(Excerpted data)
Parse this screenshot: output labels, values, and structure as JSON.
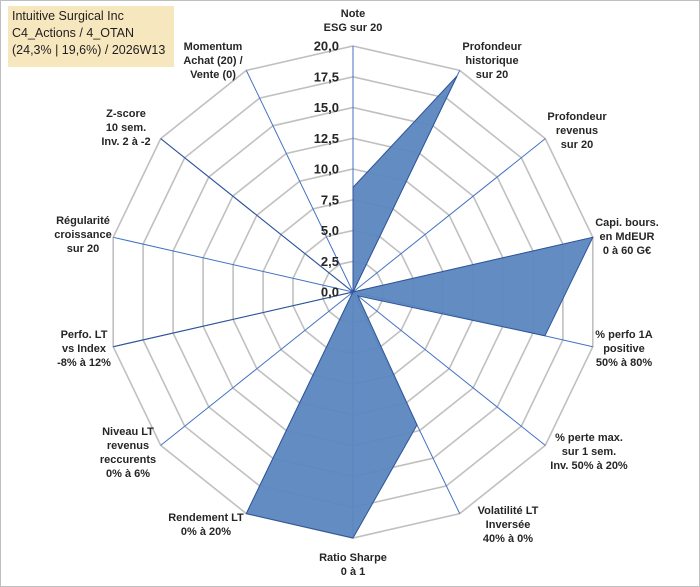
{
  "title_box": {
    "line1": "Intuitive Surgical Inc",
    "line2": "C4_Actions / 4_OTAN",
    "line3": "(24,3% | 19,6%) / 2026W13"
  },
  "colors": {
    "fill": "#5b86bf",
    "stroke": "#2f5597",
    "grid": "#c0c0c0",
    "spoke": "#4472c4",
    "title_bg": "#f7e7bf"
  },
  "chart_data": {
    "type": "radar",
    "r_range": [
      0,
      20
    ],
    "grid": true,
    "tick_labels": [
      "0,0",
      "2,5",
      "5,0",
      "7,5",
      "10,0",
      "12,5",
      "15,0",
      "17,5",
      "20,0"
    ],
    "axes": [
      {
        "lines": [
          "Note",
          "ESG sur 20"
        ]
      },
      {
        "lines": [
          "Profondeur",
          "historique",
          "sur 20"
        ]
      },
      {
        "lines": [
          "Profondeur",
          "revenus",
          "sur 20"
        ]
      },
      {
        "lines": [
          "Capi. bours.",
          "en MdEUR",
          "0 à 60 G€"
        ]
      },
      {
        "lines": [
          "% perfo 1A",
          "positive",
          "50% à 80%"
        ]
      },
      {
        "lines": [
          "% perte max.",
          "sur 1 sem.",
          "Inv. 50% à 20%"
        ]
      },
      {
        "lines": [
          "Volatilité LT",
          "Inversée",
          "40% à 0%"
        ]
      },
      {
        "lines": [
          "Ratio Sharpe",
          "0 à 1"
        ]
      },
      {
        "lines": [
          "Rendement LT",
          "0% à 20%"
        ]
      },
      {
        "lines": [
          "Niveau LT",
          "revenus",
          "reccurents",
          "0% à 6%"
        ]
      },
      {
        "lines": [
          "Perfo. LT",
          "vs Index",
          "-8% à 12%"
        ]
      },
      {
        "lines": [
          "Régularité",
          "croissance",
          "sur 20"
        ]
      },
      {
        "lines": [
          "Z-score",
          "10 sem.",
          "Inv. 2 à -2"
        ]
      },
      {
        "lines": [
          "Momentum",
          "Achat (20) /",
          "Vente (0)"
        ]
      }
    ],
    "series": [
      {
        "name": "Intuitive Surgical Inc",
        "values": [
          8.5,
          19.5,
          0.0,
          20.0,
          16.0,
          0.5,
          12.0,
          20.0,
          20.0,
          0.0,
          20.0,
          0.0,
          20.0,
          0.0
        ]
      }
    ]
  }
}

(Set exercise) Without including the pictures, return each record above exactly as it stands.

(The answer)
Parse this screenshot: output labels, values, and structure as JSON.
{
  "title_box": {
    "line1": "Intuitive Surgical Inc",
    "line2": "C4_Actions / 4_OTAN",
    "line3": "(24,3% | 19,6%) / 2026W13"
  },
  "colors": {
    "fill": "#5b86bf",
    "stroke": "#2f5597",
    "grid": "#c0c0c0",
    "spoke": "#4472c4",
    "title_bg": "#f7e7bf"
  },
  "chart_data": {
    "type": "radar",
    "r_range": [
      0,
      20
    ],
    "grid": true,
    "tick_labels": [
      "0,0",
      "2,5",
      "5,0",
      "7,5",
      "10,0",
      "12,5",
      "15,0",
      "17,5",
      "20,0"
    ],
    "axes": [
      {
        "lines": [
          "Note",
          "ESG sur 20"
        ]
      },
      {
        "lines": [
          "Profondeur",
          "historique",
          "sur 20"
        ]
      },
      {
        "lines": [
          "Profondeur",
          "revenus",
          "sur 20"
        ]
      },
      {
        "lines": [
          "Capi. bours.",
          "en MdEUR",
          "0 à 60 G€"
        ]
      },
      {
        "lines": [
          "% perfo 1A",
          "positive",
          "50% à 80%"
        ]
      },
      {
        "lines": [
          "% perte max.",
          "sur 1 sem.",
          "Inv. 50% à 20%"
        ]
      },
      {
        "lines": [
          "Volatilité LT",
          "Inversée",
          "40% à 0%"
        ]
      },
      {
        "lines": [
          "Ratio Sharpe",
          "0 à 1"
        ]
      },
      {
        "lines": [
          "Rendement LT",
          "0% à 20%"
        ]
      },
      {
        "lines": [
          "Niveau LT",
          "revenus",
          "reccurents",
          "0% à 6%"
        ]
      },
      {
        "lines": [
          "Perfo. LT",
          "vs Index",
          "-8% à 12%"
        ]
      },
      {
        "lines": [
          "Régularité",
          "croissance",
          "sur 20"
        ]
      },
      {
        "lines": [
          "Z-score",
          "10 sem.",
          "Inv. 2 à -2"
        ]
      },
      {
        "lines": [
          "Momentum",
          "Achat (20) /",
          "Vente (0)"
        ]
      }
    ],
    "series": [
      {
        "name": "Intuitive Surgical Inc",
        "values": [
          8.5,
          19.5,
          0.0,
          20.0,
          16.0,
          0.5,
          12.0,
          20.0,
          20.0,
          0.0,
          20.0,
          0.0,
          20.0,
          0.0
        ]
      }
    ]
  }
}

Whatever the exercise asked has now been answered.